-- Input material --
————
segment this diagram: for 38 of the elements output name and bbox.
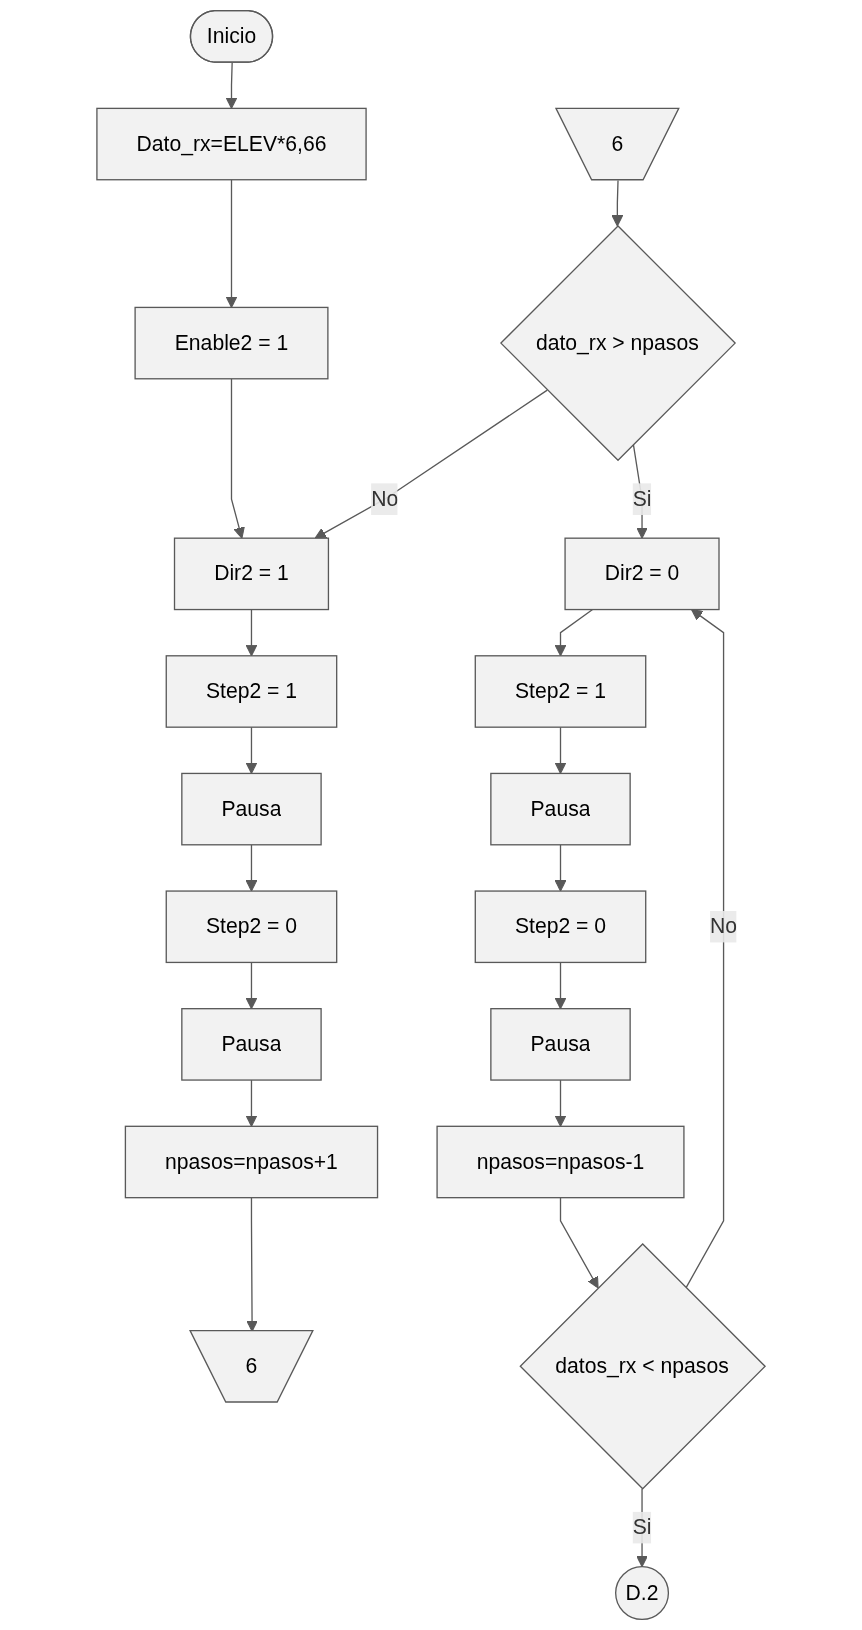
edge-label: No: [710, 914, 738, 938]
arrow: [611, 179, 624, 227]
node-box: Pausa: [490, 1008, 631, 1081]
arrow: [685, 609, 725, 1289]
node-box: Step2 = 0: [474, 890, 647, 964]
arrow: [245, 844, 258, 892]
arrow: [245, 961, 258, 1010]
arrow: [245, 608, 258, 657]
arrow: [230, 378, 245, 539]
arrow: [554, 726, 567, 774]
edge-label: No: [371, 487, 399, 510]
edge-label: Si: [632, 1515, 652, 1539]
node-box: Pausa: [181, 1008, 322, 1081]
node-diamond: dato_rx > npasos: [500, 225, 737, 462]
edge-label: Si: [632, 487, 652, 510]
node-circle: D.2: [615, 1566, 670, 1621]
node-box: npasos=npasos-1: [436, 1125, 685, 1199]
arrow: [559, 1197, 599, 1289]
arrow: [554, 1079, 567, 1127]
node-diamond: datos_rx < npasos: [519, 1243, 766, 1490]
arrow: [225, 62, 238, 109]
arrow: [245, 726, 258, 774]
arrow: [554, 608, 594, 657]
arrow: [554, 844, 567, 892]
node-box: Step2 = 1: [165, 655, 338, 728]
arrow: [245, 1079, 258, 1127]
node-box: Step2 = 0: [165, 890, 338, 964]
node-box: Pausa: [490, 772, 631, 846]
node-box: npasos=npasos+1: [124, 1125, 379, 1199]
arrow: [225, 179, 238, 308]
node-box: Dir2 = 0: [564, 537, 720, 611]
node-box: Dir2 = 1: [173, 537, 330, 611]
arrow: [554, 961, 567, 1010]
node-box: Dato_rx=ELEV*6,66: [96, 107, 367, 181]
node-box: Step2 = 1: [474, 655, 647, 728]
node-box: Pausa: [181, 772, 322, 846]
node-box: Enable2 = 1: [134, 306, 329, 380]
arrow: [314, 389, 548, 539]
————
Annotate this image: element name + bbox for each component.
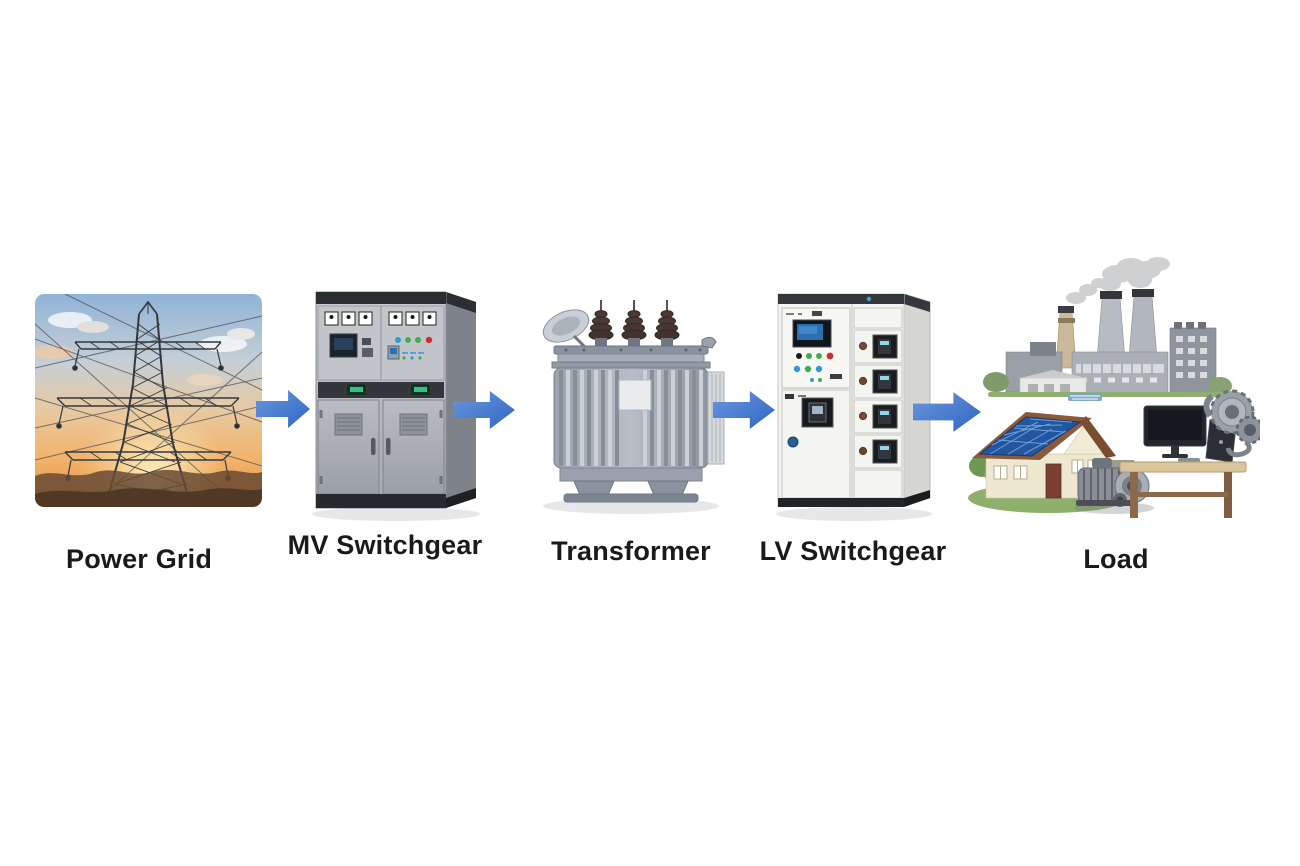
————
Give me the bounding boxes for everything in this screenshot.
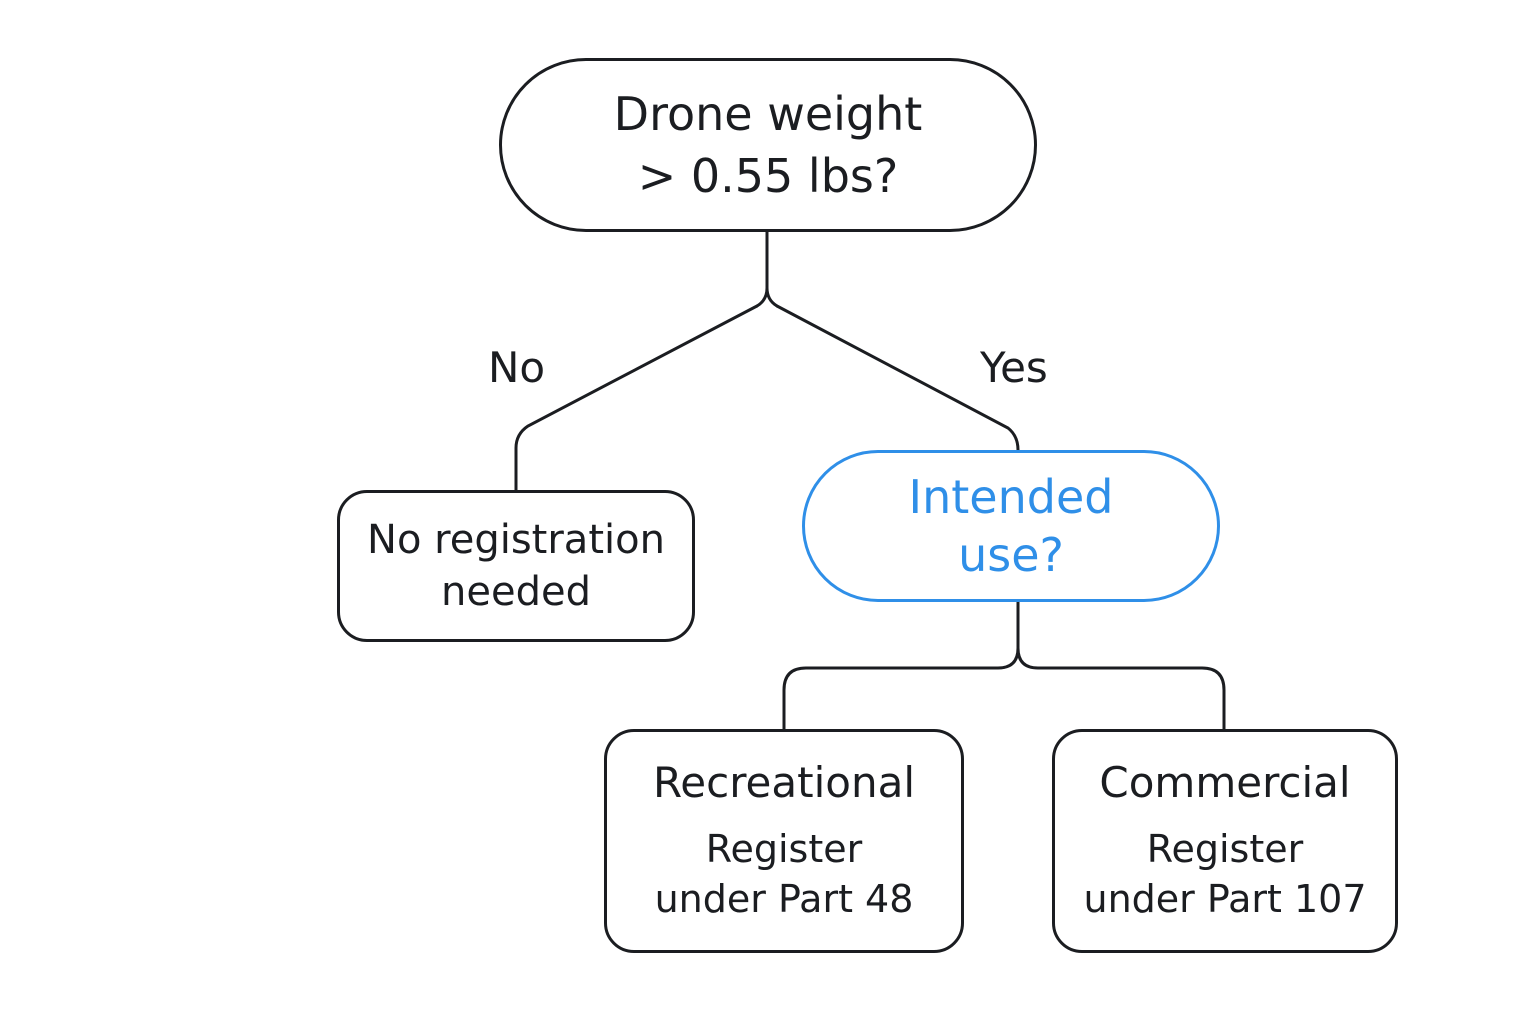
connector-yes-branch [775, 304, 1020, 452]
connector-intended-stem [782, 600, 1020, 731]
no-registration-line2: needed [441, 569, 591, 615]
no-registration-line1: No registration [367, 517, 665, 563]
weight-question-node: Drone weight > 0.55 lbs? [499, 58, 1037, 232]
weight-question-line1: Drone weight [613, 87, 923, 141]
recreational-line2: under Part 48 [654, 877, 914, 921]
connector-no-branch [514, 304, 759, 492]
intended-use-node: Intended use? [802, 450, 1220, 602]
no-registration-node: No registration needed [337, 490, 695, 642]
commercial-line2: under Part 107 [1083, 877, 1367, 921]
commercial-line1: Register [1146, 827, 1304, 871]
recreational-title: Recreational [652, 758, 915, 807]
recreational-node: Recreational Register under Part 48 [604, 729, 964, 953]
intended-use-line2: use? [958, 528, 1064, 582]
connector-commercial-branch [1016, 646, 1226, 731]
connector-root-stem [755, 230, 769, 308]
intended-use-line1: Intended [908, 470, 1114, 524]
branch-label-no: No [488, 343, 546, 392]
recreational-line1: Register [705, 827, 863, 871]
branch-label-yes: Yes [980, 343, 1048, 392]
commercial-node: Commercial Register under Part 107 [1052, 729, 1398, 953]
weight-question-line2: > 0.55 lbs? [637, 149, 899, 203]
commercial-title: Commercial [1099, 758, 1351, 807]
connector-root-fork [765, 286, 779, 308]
————
-- Task description --
Copy the listing word for word, starting at the line containing "segment this diagram: for" and ending at the line containing "node-diamond: dato_rx >", with both of those lines included. Leave out the pictures.

-- Full answer --
segment this diagram: for 38 of the elements output name and bbox.
edge-label: No: [710, 914, 738, 938]
arrow: [611, 179, 624, 227]
node-box: Pausa: [490, 1008, 631, 1081]
arrow: [685, 609, 725, 1289]
node-box: Step2 = 0: [474, 890, 647, 964]
arrow: [245, 844, 258, 892]
arrow: [245, 961, 258, 1010]
arrow: [245, 608, 258, 657]
arrow: [230, 378, 245, 539]
arrow: [554, 726, 567, 774]
edge-label: No: [371, 487, 399, 510]
edge-label: Si: [632, 1515, 652, 1539]
node-box: Pausa: [181, 1008, 322, 1081]
node-diamond: dato_rx > npasos: [500, 225, 737, 462]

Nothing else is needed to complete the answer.